**What is required:** Each line of the material must be repeated precisely, with the pictures left out.
=====
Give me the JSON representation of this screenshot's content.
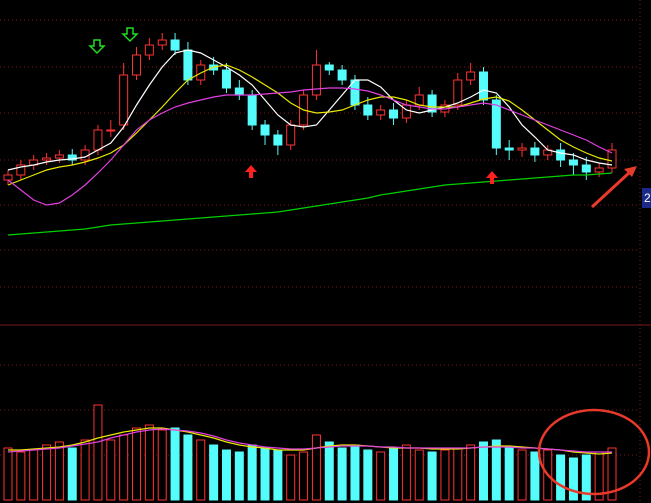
{
  "chart_data": [
    {
      "type": "candlestick",
      "ylim": [
        0,
        325
      ],
      "up_color": "#ff3232",
      "down_color": "#54fcfc",
      "open": [
        145,
        150,
        160,
        165,
        167,
        170,
        165,
        175,
        195,
        200,
        250,
        270,
        280,
        285,
        275,
        245,
        260,
        255,
        237,
        230,
        200,
        190,
        180,
        200,
        230,
        260,
        255,
        245,
        220,
        210,
        215,
        207,
        220,
        230,
        213,
        220,
        245,
        253,
        225,
        177,
        175,
        177,
        170,
        175,
        165,
        160,
        153,
        157
      ],
      "high": [
        155,
        165,
        170,
        172,
        175,
        176,
        180,
        200,
        205,
        262,
        278,
        287,
        292,
        292,
        283,
        265,
        268,
        262,
        245,
        235,
        205,
        195,
        205,
        235,
        275,
        263,
        260,
        250,
        228,
        220,
        222,
        225,
        238,
        235,
        225,
        252,
        262,
        258,
        230,
        185,
        182,
        183,
        180,
        182,
        172,
        168,
        162,
        182
      ],
      "low": [
        140,
        145,
        155,
        160,
        162,
        160,
        160,
        170,
        188,
        195,
        245,
        265,
        275,
        270,
        240,
        240,
        250,
        232,
        225,
        195,
        180,
        170,
        175,
        195,
        225,
        250,
        240,
        215,
        205,
        205,
        200,
        202,
        215,
        208,
        208,
        215,
        240,
        220,
        170,
        165,
        168,
        163,
        165,
        158,
        150,
        145,
        148,
        152
      ],
      "close": [
        150,
        160,
        165,
        167,
        170,
        165,
        175,
        195,
        195,
        250,
        270,
        280,
        285,
        275,
        245,
        260,
        255,
        237,
        230,
        200,
        190,
        180,
        200,
        230,
        260,
        255,
        245,
        220,
        210,
        215,
        207,
        220,
        230,
        213,
        220,
        245,
        253,
        225,
        177,
        175,
        177,
        170,
        175,
        165,
        160,
        153,
        157,
        175
      ],
      "series": [
        {
          "color": "#ffffff",
          "values": [
            155,
            158,
            160,
            163,
            165,
            166,
            168,
            175,
            182,
            198,
            220,
            240,
            258,
            272,
            275,
            272,
            265,
            258,
            250,
            240,
            225,
            210,
            200,
            198,
            200,
            215,
            230,
            245,
            245,
            238,
            225,
            215,
            212,
            215,
            218,
            222,
            228,
            235,
            232,
            218,
            200,
            188,
            175,
            172,
            170,
            165,
            162,
            160
          ]
        },
        {
          "color": "#e8e800",
          "values": [
            140,
            145,
            150,
            155,
            158,
            160,
            163,
            167,
            172,
            180,
            192,
            205,
            218,
            232,
            245,
            252,
            258,
            260,
            255,
            248,
            240,
            232,
            222,
            215,
            212,
            213,
            215,
            220,
            225,
            228,
            228,
            225,
            220,
            218,
            218,
            218,
            222,
            226,
            228,
            224,
            215,
            205,
            195,
            185,
            178,
            172,
            167,
            164
          ]
        },
        {
          "color": "#e040e0",
          "values": [
            145,
            135,
            125,
            120,
            122,
            130,
            140,
            152,
            165,
            180,
            195,
            205,
            212,
            218,
            222,
            225,
            228,
            230,
            230,
            230,
            231,
            232,
            233,
            235,
            236,
            237,
            237,
            236,
            234,
            230,
            225,
            220,
            218,
            216,
            216,
            218,
            220,
            222,
            220,
            215,
            210,
            205,
            200,
            195,
            190,
            185,
            178,
            172
          ]
        },
        {
          "color": "#00d000",
          "values": [
            90,
            91,
            92,
            93,
            94,
            95,
            96,
            98,
            100,
            101,
            102,
            103,
            104,
            105,
            106,
            107,
            108,
            109,
            110,
            111,
            112,
            113,
            115,
            117,
            119,
            121,
            123,
            125,
            127,
            130,
            132,
            134,
            136,
            138,
            140,
            141,
            142,
            143,
            144,
            145,
            146,
            147,
            148,
            149,
            150,
            150,
            151,
            152
          ]
        }
      ]
    },
    {
      "type": "bar",
      "ylim": [
        0,
        100
      ],
      "values": [
        52,
        48,
        50,
        55,
        58,
        52,
        60,
        95,
        60,
        65,
        72,
        75,
        70,
        72,
        65,
        60,
        55,
        50,
        48,
        55,
        52,
        50,
        45,
        48,
        65,
        58,
        52,
        55,
        50,
        48,
        52,
        55,
        50,
        48,
        50,
        52,
        55,
        58,
        60,
        52,
        50,
        48,
        50,
        45,
        42,
        45,
        48,
        52
      ],
      "series": [
        {
          "color": "#e8e800",
          "values": [
            50,
            50,
            51,
            52,
            53,
            55,
            58,
            62,
            65,
            68,
            70,
            72,
            72,
            70,
            68,
            65,
            62,
            58,
            55,
            53,
            52,
            50,
            50,
            50,
            52,
            54,
            55,
            55,
            54,
            53,
            52,
            52,
            52,
            51,
            51,
            51,
            52,
            53,
            54,
            54,
            53,
            52,
            51,
            50,
            48,
            47,
            46,
            47
          ]
        },
        {
          "color": "#e040e0",
          "values": [
            48,
            49,
            50,
            51,
            52,
            54,
            56,
            58,
            62,
            65,
            68,
            70,
            71,
            70,
            69,
            67,
            64,
            60,
            57,
            55,
            53,
            52,
            51,
            51,
            52,
            53,
            54,
            54,
            54,
            53,
            53,
            52,
            52,
            52,
            52,
            52,
            52,
            53,
            53,
            53,
            52,
            52,
            51,
            50,
            49,
            48,
            48,
            48
          ]
        }
      ]
    }
  ],
  "edge_label": "2"
}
=====
**Answer:**
Give me the JSON representation of this screenshot's content.
{
  "chart_data": [
    {
      "type": "candlestick",
      "ylim": [
        0,
        325
      ],
      "up_color": "#ff3232",
      "down_color": "#54fcfc",
      "open": [
        145,
        150,
        160,
        165,
        167,
        170,
        165,
        175,
        195,
        200,
        250,
        270,
        280,
        285,
        275,
        245,
        260,
        255,
        237,
        230,
        200,
        190,
        180,
        200,
        230,
        260,
        255,
        245,
        220,
        210,
        215,
        207,
        220,
        230,
        213,
        220,
        245,
        253,
        225,
        177,
        175,
        177,
        170,
        175,
        165,
        160,
        153,
        157
      ],
      "high": [
        155,
        165,
        170,
        172,
        175,
        176,
        180,
        200,
        205,
        262,
        278,
        287,
        292,
        292,
        283,
        265,
        268,
        262,
        245,
        235,
        205,
        195,
        205,
        235,
        275,
        263,
        260,
        250,
        228,
        220,
        222,
        225,
        238,
        235,
        225,
        252,
        262,
        258,
        230,
        185,
        182,
        183,
        180,
        182,
        172,
        168,
        162,
        182
      ],
      "low": [
        140,
        145,
        155,
        160,
        162,
        160,
        160,
        170,
        188,
        195,
        245,
        265,
        275,
        270,
        240,
        240,
        250,
        232,
        225,
        195,
        180,
        170,
        175,
        195,
        225,
        250,
        240,
        215,
        205,
        205,
        200,
        202,
        215,
        208,
        208,
        215,
        240,
        220,
        170,
        165,
        168,
        163,
        165,
        158,
        150,
        145,
        148,
        152
      ],
      "close": [
        150,
        160,
        165,
        167,
        170,
        165,
        175,
        195,
        195,
        250,
        270,
        280,
        285,
        275,
        245,
        260,
        255,
        237,
        230,
        200,
        190,
        180,
        200,
        230,
        260,
        255,
        245,
        220,
        210,
        215,
        207,
        220,
        230,
        213,
        220,
        245,
        253,
        225,
        177,
        175,
        177,
        170,
        175,
        165,
        160,
        153,
        157,
        175
      ],
      "series": [
        {
          "color": "#ffffff",
          "values": [
            155,
            158,
            160,
            163,
            165,
            166,
            168,
            175,
            182,
            198,
            220,
            240,
            258,
            272,
            275,
            272,
            265,
            258,
            250,
            240,
            225,
            210,
            200,
            198,
            200,
            215,
            230,
            245,
            245,
            238,
            225,
            215,
            212,
            215,
            218,
            222,
            228,
            235,
            232,
            218,
            200,
            188,
            175,
            172,
            170,
            165,
            162,
            160
          ]
        },
        {
          "color": "#e8e800",
          "values": [
            140,
            145,
            150,
            155,
            158,
            160,
            163,
            167,
            172,
            180,
            192,
            205,
            218,
            232,
            245,
            252,
            258,
            260,
            255,
            248,
            240,
            232,
            222,
            215,
            212,
            213,
            215,
            220,
            225,
            228,
            228,
            225,
            220,
            218,
            218,
            218,
            222,
            226,
            228,
            224,
            215,
            205,
            195,
            185,
            178,
            172,
            167,
            164
          ]
        },
        {
          "color": "#e040e0",
          "values": [
            145,
            135,
            125,
            120,
            122,
            130,
            140,
            152,
            165,
            180,
            195,
            205,
            212,
            218,
            222,
            225,
            228,
            230,
            230,
            230,
            231,
            232,
            233,
            235,
            236,
            237,
            237,
            236,
            234,
            230,
            225,
            220,
            218,
            216,
            216,
            218,
            220,
            222,
            220,
            215,
            210,
            205,
            200,
            195,
            190,
            185,
            178,
            172
          ]
        },
        {
          "color": "#00d000",
          "values": [
            90,
            91,
            92,
            93,
            94,
            95,
            96,
            98,
            100,
            101,
            102,
            103,
            104,
            105,
            106,
            107,
            108,
            109,
            110,
            111,
            112,
            113,
            115,
            117,
            119,
            121,
            123,
            125,
            127,
            130,
            132,
            134,
            136,
            138,
            140,
            141,
            142,
            143,
            144,
            145,
            146,
            147,
            148,
            149,
            150,
            150,
            151,
            152
          ]
        }
      ]
    },
    {
      "type": "bar",
      "ylim": [
        0,
        100
      ],
      "values": [
        52,
        48,
        50,
        55,
        58,
        52,
        60,
        95,
        60,
        65,
        72,
        75,
        70,
        72,
        65,
        60,
        55,
        50,
        48,
        55,
        52,
        50,
        45,
        48,
        65,
        58,
        52,
        55,
        50,
        48,
        52,
        55,
        50,
        48,
        50,
        52,
        55,
        58,
        60,
        52,
        50,
        48,
        50,
        45,
        42,
        45,
        48,
        52
      ],
      "series": [
        {
          "color": "#e8e800",
          "values": [
            50,
            50,
            51,
            52,
            53,
            55,
            58,
            62,
            65,
            68,
            70,
            72,
            72,
            70,
            68,
            65,
            62,
            58,
            55,
            53,
            52,
            50,
            50,
            50,
            52,
            54,
            55,
            55,
            54,
            53,
            52,
            52,
            52,
            51,
            51,
            51,
            52,
            53,
            54,
            54,
            53,
            52,
            51,
            50,
            48,
            47,
            46,
            47
          ]
        },
        {
          "color": "#e040e0",
          "values": [
            48,
            49,
            50,
            51,
            52,
            54,
            56,
            58,
            62,
            65,
            68,
            70,
            71,
            70,
            69,
            67,
            64,
            60,
            57,
            55,
            53,
            52,
            51,
            51,
            52,
            53,
            54,
            54,
            54,
            53,
            53,
            52,
            52,
            52,
            52,
            52,
            52,
            53,
            53,
            53,
            52,
            52,
            51,
            50,
            49,
            48,
            48,
            48
          ]
        }
      ]
    }
  ],
  "edge_label": "2"
}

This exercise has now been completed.